- _Goal of the exercise_
Among the following entries, count the lines that contain "label" and report only the result.

- _Entries provided_
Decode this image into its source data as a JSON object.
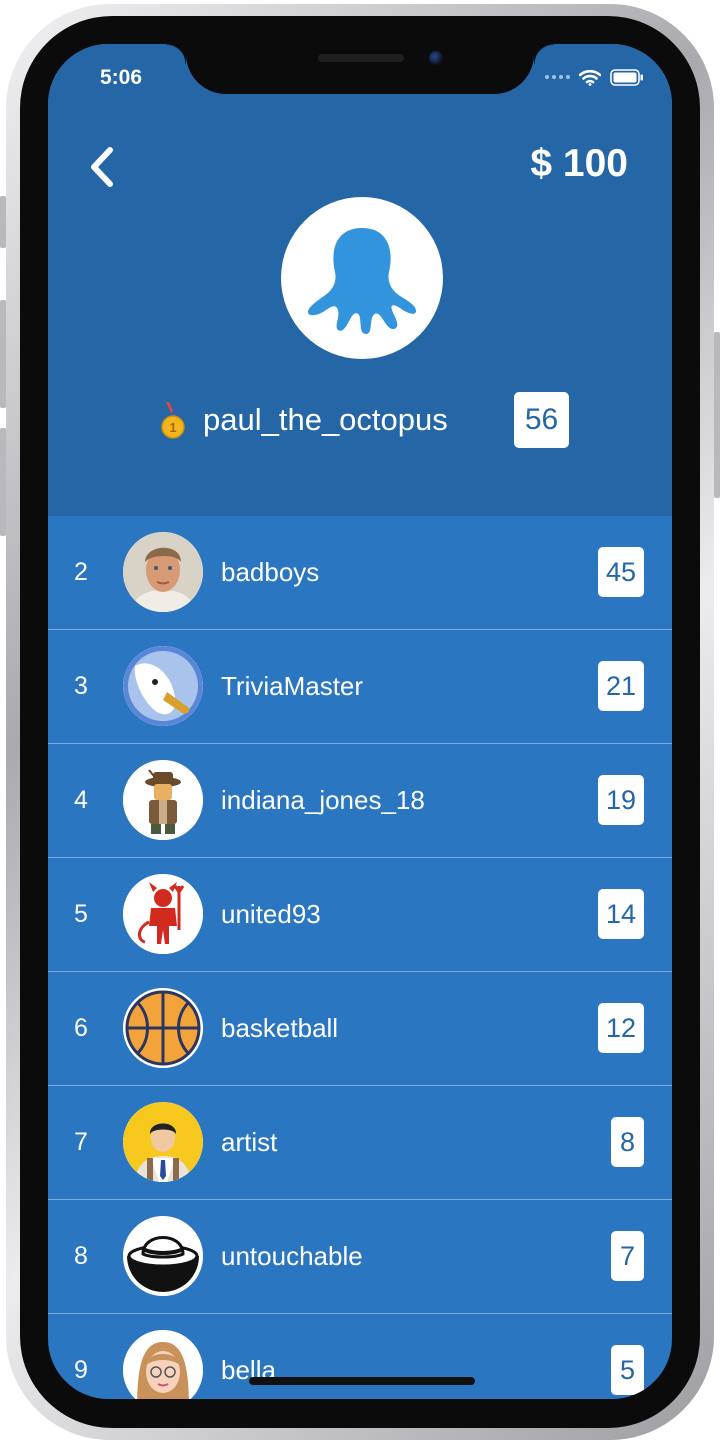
{
  "status_bar": {
    "time": "5:06"
  },
  "header": {
    "back_icon": "chevron-left-icon",
    "balance": "$ 100",
    "leader": {
      "rank_icon": "gold-medal-icon",
      "medal_number": "1",
      "name": "paul_the_octopus",
      "score": "56",
      "avatar": "octopus-icon"
    }
  },
  "leaderboard": [
    {
      "rank": "2",
      "name": "badboys",
      "score": "45",
      "avatar": "portrait-man-icon"
    },
    {
      "rank": "3",
      "name": "TriviaMaster",
      "score": "21",
      "avatar": "seagull-icon"
    },
    {
      "rank": "4",
      "name": "indiana_jones_18",
      "score": "19",
      "avatar": "explorer-figure-icon"
    },
    {
      "rank": "5",
      "name": "united93",
      "score": "14",
      "avatar": "red-devil-icon"
    },
    {
      "rank": "6",
      "name": "basketball",
      "score": "12",
      "avatar": "basketball-icon"
    },
    {
      "rank": "7",
      "name": "artist",
      "score": "8",
      "avatar": "businessman-icon"
    },
    {
      "rank": "8",
      "name": "untouchable",
      "score": "7",
      "avatar": "fedora-hat-icon"
    },
    {
      "rank": "9",
      "name": "bella",
      "score": "5",
      "avatar": "woman-glasses-icon"
    }
  ],
  "colors": {
    "header_bg": "#2466a6",
    "list_bg": "#2a76c0",
    "divider": "#79acdd",
    "text": "#ffffff"
  }
}
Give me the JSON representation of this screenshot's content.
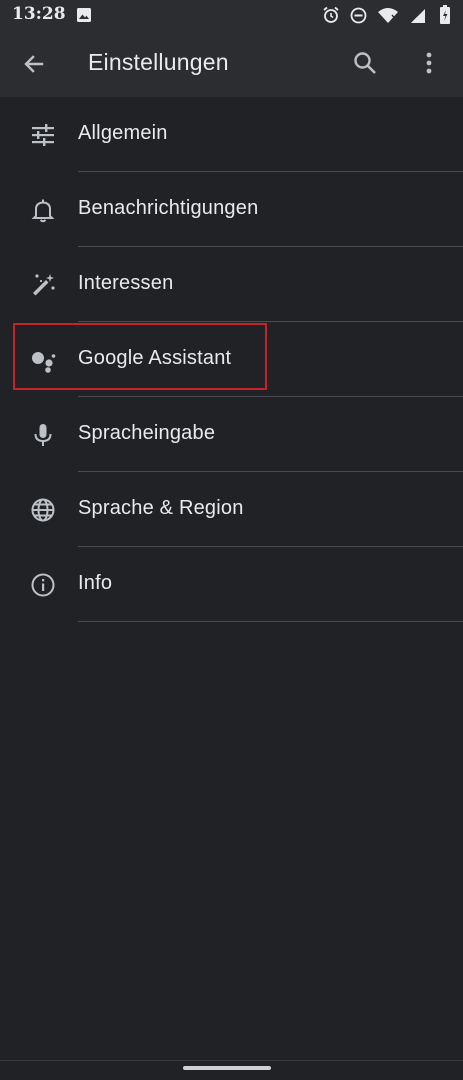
{
  "status_bar": {
    "time": "13:28",
    "icons": [
      "image-icon",
      "alarm-icon",
      "do-not-disturb-icon",
      "wifi-icon",
      "signal-icon",
      "battery-icon"
    ]
  },
  "app_bar": {
    "title": "Einstellungen",
    "back_icon": "arrow-back-icon",
    "search_icon": "search-icon",
    "more_icon": "more-vert-icon"
  },
  "settings_items": [
    {
      "label": "Allgemein",
      "icon": "tune-icon"
    },
    {
      "label": "Benachrichtigungen",
      "icon": "bell-icon"
    },
    {
      "label": "Interessen",
      "icon": "magic-wand-icon"
    },
    {
      "label": "Google Assistant",
      "icon": "assistant-icon",
      "highlighted": true
    },
    {
      "label": "Spracheingabe",
      "icon": "microphone-icon"
    },
    {
      "label": "Sprache & Region",
      "icon": "globe-icon"
    },
    {
      "label": "Info",
      "icon": "info-icon"
    }
  ],
  "colors": {
    "background": "#212225",
    "bar": "#2c2d31",
    "text": "#e8eaed",
    "icon": "#bdc1c6",
    "divider": "#4a4b50",
    "highlight": "#c5222a"
  }
}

- _The response_
7